Data supplied:
+++
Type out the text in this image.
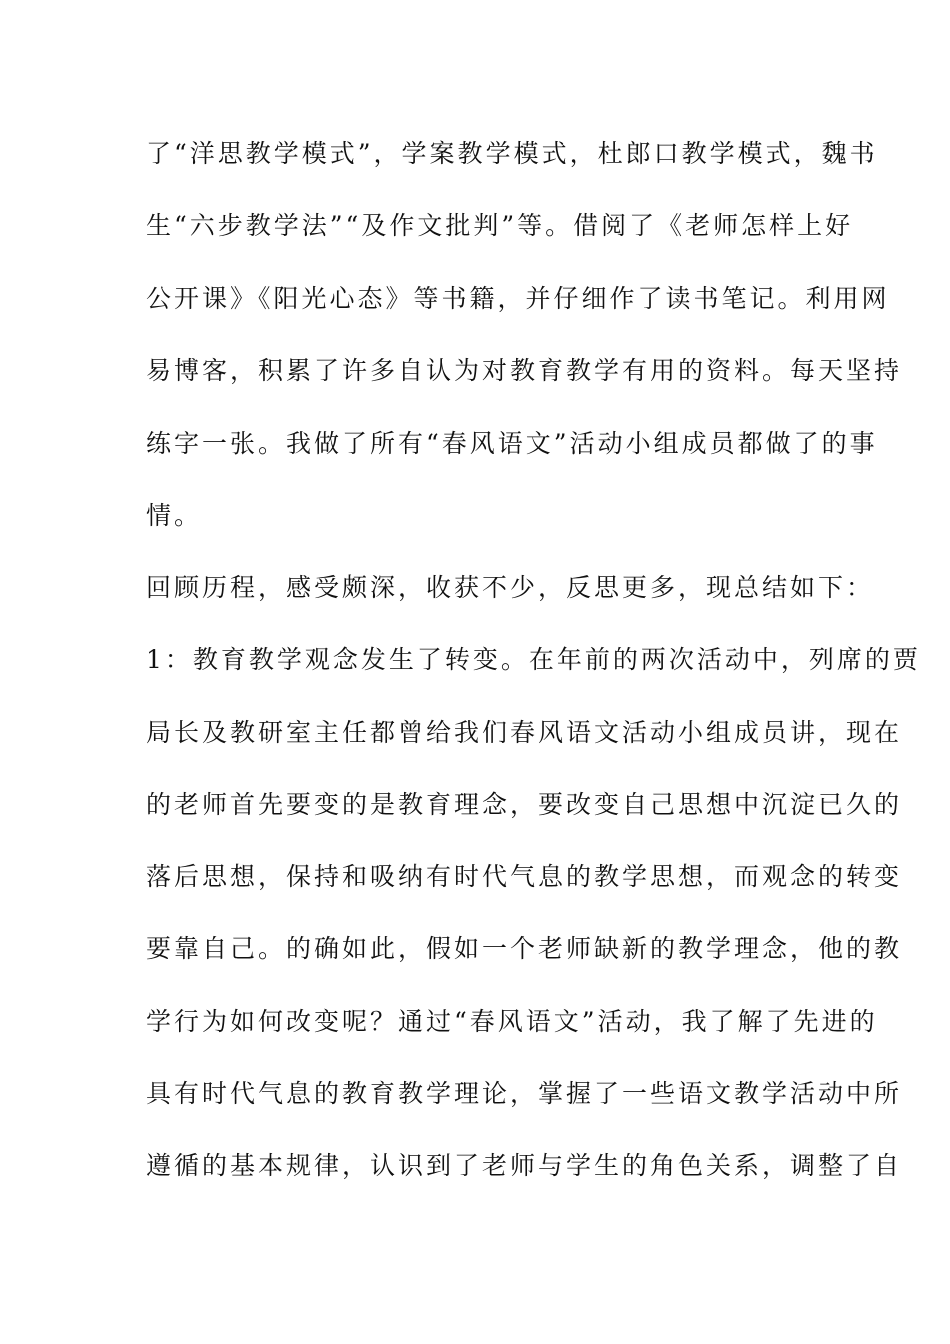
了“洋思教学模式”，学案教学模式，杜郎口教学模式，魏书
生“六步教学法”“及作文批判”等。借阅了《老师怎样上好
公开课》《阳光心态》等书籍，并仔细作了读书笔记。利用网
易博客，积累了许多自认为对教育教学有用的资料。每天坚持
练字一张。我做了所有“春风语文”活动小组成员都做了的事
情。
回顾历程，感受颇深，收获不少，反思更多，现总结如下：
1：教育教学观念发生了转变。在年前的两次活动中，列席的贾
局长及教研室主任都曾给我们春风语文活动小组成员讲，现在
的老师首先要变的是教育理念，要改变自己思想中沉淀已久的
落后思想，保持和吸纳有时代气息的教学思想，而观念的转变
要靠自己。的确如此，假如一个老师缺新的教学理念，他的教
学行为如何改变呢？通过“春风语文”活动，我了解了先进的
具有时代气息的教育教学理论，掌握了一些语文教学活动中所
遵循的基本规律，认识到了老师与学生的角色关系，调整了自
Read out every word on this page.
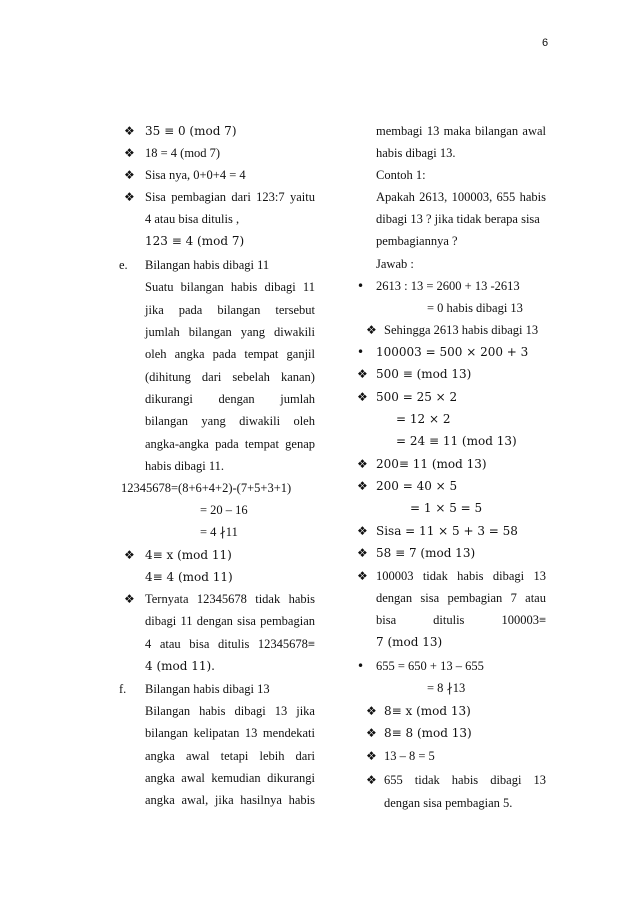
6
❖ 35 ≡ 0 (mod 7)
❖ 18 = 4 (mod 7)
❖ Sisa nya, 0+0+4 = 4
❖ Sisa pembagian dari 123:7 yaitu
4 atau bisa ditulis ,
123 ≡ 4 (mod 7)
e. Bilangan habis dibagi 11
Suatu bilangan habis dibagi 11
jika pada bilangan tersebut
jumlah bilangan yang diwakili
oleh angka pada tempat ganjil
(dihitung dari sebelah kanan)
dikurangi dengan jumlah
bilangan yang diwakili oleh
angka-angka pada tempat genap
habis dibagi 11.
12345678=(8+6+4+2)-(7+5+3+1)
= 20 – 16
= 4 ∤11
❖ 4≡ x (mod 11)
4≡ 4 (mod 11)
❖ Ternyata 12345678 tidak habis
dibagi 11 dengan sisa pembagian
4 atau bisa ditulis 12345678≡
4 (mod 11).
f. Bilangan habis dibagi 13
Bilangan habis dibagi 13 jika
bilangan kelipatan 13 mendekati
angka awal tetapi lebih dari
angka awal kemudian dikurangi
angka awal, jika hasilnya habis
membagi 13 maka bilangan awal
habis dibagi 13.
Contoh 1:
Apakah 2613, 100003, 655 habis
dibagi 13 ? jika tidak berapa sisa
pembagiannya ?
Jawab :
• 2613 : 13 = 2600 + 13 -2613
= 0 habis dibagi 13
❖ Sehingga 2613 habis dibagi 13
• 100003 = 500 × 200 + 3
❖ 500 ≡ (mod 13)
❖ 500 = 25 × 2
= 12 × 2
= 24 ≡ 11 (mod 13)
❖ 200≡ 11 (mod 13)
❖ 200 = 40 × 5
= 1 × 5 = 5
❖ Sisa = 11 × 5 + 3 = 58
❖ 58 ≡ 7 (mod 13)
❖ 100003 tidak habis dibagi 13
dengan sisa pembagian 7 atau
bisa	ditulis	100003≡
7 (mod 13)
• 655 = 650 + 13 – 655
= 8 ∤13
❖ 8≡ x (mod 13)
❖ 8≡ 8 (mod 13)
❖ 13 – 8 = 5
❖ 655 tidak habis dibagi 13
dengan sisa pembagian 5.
+++
What the exercise asks:
Reproduce the records verbatim, omitting all images they contain.

Exercise result:
Type out the text in this image.
了“洋思教学模式”，学案教学模式，杜郎口教学模式，魏书
生“六步教学法”“及作文批判”等。借阅了《老师怎样上好
公开课》《阳光心态》等书籍，并仔细作了读书笔记。利用网
易博客，积累了许多自认为对教育教学有用的资料。每天坚持
练字一张。我做了所有“春风语文”活动小组成员都做了的事
情。
回顾历程，感受颇深，收获不少，反思更多，现总结如下：
1：教育教学观念发生了转变。在年前的两次活动中，列席的贾
局长及教研室主任都曾给我们春风语文活动小组成员讲，现在
的老师首先要变的是教育理念，要改变自己思想中沉淀已久的
落后思想，保持和吸纳有时代气息的教学思想，而观念的转变
要靠自己。的确如此，假如一个老师缺新的教学理念，他的教
学行为如何改变呢？通过“春风语文”活动，我了解了先进的
具有时代气息的教育教学理论，掌握了一些语文教学活动中所
遵循的基本规律，认识到了老师与学生的角色关系，调整了自
Read out every word on this page.
6
❖ 35 ≡ 0 (mod 7)
❖ 18 = 4 (mod 7)
❖ Sisa nya, 0+0+4 = 4
❖ Sisa pembagian dari 123:7 yaitu
4 atau bisa ditulis ,
123 ≡ 4 (mod 7)
e. Bilangan habis dibagi 11
Suatu bilangan habis dibagi 11
jika pada bilangan tersebut
jumlah bilangan yang diwakili
oleh angka pada tempat ganjil
(dihitung dari sebelah kanan)
dikurangi dengan jumlah
bilangan yang diwakili oleh
angka-angka pada tempat genap
habis dibagi 11.
12345678=(8+6+4+2)-(7+5+3+1)
= 20 – 16
= 4 ∤11
❖ 4≡ x (mod 11)
4≡ 4 (mod 11)
❖ Ternyata 12345678 tidak habis
dibagi 11 dengan sisa pembagian
4 atau bisa ditulis 12345678≡
4 (mod 11).
f. Bilangan habis dibagi 13
Bilangan habis dibagi 13 jika
bilangan kelipatan 13 mendekati
angka awal tetapi lebih dari
angka awal kemudian dikurangi
angka awal, jika hasilnya habis
membagi 13 maka bilangan awal
habis dibagi 13.
Contoh 1:
Apakah 2613, 100003, 655 habis
dibagi 13 ? jika tidak berapa sisa
pembagiannya ?
Jawab :
• 2613 : 13 = 2600 + 13 -2613
= 0 habis dibagi 13
❖ Sehingga 2613 habis dibagi 13
• 100003 = 500 × 200 + 3
❖ 500 ≡ (mod 13)
❖ 500 = 25 × 2
= 12 × 2
= 24 ≡ 11 (mod 13)
❖ 200≡ 11 (mod 13)
❖ 200 = 40 × 5
= 1 × 5 = 5
❖ Sisa = 11 × 5 + 3 = 58
❖ 58 ≡ 7 (mod 13)
❖ 100003 tidak habis dibagi 13
dengan sisa pembagian 7 atau
bisa	ditulis	100003≡
7 (mod 13)
• 655 = 650 + 13 – 655
= 8 ∤13
❖ 8≡ x (mod 13)
❖ 8≡ 8 (mod 13)
❖ 13 – 8 = 5
❖ 655 tidak habis dibagi 13
dengan sisa pembagian 5.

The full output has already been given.